● **PROBLEM TO WORK ON**: Output the lines that follow exactly as they are.

● **DATASET ROWS**:
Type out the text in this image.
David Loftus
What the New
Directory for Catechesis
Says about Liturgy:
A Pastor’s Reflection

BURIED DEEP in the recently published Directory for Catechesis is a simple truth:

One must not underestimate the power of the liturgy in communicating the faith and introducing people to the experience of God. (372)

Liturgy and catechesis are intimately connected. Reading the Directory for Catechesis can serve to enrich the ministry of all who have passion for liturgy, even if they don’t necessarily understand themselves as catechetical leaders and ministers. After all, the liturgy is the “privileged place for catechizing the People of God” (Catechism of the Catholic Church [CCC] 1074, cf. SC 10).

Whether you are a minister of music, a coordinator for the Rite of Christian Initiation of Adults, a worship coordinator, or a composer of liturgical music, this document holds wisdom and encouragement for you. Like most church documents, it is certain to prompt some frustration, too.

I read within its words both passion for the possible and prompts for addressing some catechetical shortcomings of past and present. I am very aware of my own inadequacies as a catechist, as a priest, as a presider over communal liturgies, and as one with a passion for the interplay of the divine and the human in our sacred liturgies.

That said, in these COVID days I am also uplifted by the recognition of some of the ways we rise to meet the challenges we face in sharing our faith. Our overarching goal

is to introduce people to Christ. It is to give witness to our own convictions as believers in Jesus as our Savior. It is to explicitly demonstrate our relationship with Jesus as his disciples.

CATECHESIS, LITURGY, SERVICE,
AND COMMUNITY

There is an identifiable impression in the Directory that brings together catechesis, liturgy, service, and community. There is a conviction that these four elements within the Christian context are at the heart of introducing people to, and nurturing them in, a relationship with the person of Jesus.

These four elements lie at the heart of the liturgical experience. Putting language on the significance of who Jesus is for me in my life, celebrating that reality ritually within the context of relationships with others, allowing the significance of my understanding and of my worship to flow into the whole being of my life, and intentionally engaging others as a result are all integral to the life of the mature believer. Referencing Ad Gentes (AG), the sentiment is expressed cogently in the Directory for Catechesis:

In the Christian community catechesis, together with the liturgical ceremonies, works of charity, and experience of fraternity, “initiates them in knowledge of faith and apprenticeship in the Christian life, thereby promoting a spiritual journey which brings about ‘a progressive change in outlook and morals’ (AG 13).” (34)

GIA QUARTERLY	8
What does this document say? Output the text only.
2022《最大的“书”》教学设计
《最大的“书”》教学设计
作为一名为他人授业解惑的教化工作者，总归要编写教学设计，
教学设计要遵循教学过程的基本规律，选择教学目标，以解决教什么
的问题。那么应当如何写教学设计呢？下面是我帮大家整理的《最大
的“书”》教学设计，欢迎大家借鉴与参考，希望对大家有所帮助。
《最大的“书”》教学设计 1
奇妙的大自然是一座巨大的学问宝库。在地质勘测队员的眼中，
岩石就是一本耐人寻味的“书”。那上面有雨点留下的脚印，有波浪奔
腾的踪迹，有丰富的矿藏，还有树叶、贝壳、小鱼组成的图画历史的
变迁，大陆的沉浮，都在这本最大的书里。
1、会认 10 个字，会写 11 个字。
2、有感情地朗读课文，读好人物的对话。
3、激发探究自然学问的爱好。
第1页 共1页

● **THE COMPLETED TASK**:
Type out the text in this image.
David Loftus
What the New
Directory for Catechesis
Says about Liturgy:
A Pastor’s Reflection

BURIED DEEP in the recently published Directory for Catechesis is a simple truth:

One must not underestimate the power of the liturgy in communicating the faith and introducing people to the experience of God. (372)

Liturgy and catechesis are intimately connected. Reading the Directory for Catechesis can serve to enrich the ministry of all who have passion for liturgy, even if they don’t necessarily understand themselves as catechetical leaders and ministers. After all, the liturgy is the “privileged place for catechizing the People of God” (Catechism of the Catholic Church [CCC] 1074, cf. SC 10).

Whether you are a minister of music, a coordinator for the Rite of Christian Initiation of Adults, a worship coordinator, or a composer of liturgical music, this document holds wisdom and encouragement for you. Like most church documents, it is certain to prompt some frustration, too.

I read within its words both passion for the possible and prompts for addressing some catechetical shortcomings of past and present. I am very aware of my own inadequacies as a catechist, as a priest, as a presider over communal liturgies, and as one with a passion for the interplay of the divine and the human in our sacred liturgies.

That said, in these COVID days I am also uplifted by the recognition of some of the ways we rise to meet the challenges we face in sharing our faith. Our overarching goal

is to introduce people to Christ. It is to give witness to our own convictions as believers in Jesus as our Savior. It is to explicitly demonstrate our relationship with Jesus as his disciples.

CATECHESIS, LITURGY, SERVICE,
AND COMMUNITY

There is an identifiable impression in the Directory that brings together catechesis, liturgy, service, and community. There is a conviction that these four elements within the Christian context are at the heart of introducing people to, and nurturing them in, a relationship with the person of Jesus.

These four elements lie at the heart of the liturgical experience. Putting language on the significance of who Jesus is for me in my life, celebrating that reality ritually within the context of relationships with others, allowing the significance of my understanding and of my worship to flow into the whole being of my life, and intentionally engaging others as a result are all integral to the life of the mature believer. Referencing Ad Gentes (AG), the sentiment is expressed cogently in the Directory for Catechesis:

In the Christian community catechesis, together with the liturgical ceremonies, works of charity, and experience of fraternity, “initiates them in knowledge of faith and apprenticeship in the Christian life, thereby promoting a spiritual journey which brings about ‘a progressive change in outlook and morals’ (AG 13).” (34)

GIA QUARTERLY	8
What does this document say? Output the text only.
2022《最大的“书”》教学设计
《最大的“书”》教学设计
作为一名为他人授业解惑的教化工作者，总归要编写教学设计，
教学设计要遵循教学过程的基本规律，选择教学目标，以解决教什么
的问题。那么应当如何写教学设计呢？下面是我帮大家整理的《最大
的“书”》教学设计，欢迎大家借鉴与参考，希望对大家有所帮助。
《最大的“书”》教学设计 1
奇妙的大自然是一座巨大的学问宝库。在地质勘测队员的眼中，
岩石就是一本耐人寻味的“书”。那上面有雨点留下的脚印，有波浪奔
腾的踪迹，有丰富的矿藏，还有树叶、贝壳、小鱼组成的图画历史的
变迁，大陆的沉浮，都在这本最大的书里。
1、会认 10 个字，会写 11 个字。
2、有感情地朗读课文，读好人物的对话。
3、激发探究自然学问的爱好。
第1页 共1页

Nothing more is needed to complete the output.